GOAL: Convert the data, from its first line down through the line containing "candle-body: [559, 153, 564, 186]", into a numbered list, leaving out any blank lines.

Stored items from a collection:
* BEGIN *
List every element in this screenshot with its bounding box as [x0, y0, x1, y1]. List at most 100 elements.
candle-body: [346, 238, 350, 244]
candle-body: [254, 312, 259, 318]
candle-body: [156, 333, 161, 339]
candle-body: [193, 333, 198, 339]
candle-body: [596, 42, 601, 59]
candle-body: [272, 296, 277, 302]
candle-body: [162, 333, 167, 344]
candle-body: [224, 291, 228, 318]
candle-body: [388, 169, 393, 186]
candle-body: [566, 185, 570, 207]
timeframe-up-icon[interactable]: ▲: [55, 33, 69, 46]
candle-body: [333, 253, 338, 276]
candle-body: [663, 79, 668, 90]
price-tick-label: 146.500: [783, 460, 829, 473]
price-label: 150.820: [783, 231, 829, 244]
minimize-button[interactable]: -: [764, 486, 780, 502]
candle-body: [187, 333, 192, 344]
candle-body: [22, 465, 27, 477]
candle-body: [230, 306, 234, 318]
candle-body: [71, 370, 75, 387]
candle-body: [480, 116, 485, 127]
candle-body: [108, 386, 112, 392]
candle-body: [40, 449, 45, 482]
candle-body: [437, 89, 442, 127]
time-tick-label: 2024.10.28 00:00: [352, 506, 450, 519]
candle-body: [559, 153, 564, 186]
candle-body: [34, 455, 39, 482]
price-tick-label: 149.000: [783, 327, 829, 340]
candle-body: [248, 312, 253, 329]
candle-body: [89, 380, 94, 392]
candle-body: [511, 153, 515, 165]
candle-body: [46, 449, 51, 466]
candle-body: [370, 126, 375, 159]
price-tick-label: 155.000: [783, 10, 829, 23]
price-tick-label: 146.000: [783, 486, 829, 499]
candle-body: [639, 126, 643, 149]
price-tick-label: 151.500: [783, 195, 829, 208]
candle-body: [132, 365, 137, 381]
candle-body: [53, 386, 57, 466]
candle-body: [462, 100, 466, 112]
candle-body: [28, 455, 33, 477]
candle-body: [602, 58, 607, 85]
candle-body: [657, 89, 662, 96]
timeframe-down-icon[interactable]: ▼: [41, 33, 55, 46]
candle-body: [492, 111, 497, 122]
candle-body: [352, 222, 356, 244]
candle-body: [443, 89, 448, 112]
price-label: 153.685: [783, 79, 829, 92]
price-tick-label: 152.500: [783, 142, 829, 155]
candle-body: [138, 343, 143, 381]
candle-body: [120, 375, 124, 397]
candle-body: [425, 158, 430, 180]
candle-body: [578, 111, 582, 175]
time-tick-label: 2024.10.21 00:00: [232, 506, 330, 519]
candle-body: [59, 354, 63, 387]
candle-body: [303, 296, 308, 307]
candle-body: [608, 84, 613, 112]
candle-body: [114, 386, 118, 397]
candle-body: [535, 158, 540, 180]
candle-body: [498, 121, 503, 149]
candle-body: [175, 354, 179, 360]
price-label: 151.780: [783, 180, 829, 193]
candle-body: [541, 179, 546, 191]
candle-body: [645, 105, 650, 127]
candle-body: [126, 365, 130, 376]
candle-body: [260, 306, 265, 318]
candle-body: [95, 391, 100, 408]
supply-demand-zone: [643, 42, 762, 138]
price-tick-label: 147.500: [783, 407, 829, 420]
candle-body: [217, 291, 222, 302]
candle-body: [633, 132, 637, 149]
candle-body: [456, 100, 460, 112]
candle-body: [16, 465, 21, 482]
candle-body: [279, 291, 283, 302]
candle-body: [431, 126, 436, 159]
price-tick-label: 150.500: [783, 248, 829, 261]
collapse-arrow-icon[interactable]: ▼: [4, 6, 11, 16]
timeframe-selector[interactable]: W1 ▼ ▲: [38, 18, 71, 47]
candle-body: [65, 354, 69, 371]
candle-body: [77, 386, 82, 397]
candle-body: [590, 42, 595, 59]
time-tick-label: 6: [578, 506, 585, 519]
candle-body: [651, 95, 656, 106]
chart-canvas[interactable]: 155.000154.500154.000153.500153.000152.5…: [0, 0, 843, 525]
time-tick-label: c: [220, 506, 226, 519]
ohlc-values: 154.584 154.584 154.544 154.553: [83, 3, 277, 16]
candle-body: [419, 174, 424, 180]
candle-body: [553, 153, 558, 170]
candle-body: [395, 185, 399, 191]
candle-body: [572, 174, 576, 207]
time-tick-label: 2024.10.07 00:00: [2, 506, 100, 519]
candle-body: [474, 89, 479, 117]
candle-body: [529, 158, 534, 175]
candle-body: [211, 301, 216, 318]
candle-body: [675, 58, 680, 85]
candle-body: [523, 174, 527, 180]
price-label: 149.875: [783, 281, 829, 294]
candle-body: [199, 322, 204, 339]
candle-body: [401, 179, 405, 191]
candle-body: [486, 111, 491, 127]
* END *
ANSWER TO THE PROBLEM:
1. List every element in this screenshot with its bounding box as [x0, y0, x1, y1]. List at most 100 elements.
2. candle-body: [346, 238, 350, 244]
3. candle-body: [254, 312, 259, 318]
4. candle-body: [156, 333, 161, 339]
5. candle-body: [193, 333, 198, 339]
6. candle-body: [596, 42, 601, 59]
7. candle-body: [272, 296, 277, 302]
8. candle-body: [162, 333, 167, 344]
9. candle-body: [224, 291, 228, 318]
10. candle-body: [388, 169, 393, 186]
11. candle-body: [566, 185, 570, 207]
12. timeframe-up-icon[interactable]: ▲: [55, 33, 69, 46]
13. candle-body: [333, 253, 338, 276]
14. candle-body: [663, 79, 668, 90]
15. price-tick-label: 146.500: [783, 460, 829, 473]
16. price-label: 150.820: [783, 231, 829, 244]
17. minimize-button[interactable]: -: [764, 486, 780, 502]
18. candle-body: [187, 333, 192, 344]
19. candle-body: [22, 465, 27, 477]
20. candle-body: [230, 306, 234, 318]
21. candle-body: [71, 370, 75, 387]
22. candle-body: [480, 116, 485, 127]
23. candle-body: [108, 386, 112, 392]
24. candle-body: [40, 449, 45, 482]
25. candle-body: [437, 89, 442, 127]
26. time-tick-label: 2024.10.28 00:00: [352, 506, 450, 519]
27. candle-body: [559, 153, 564, 186]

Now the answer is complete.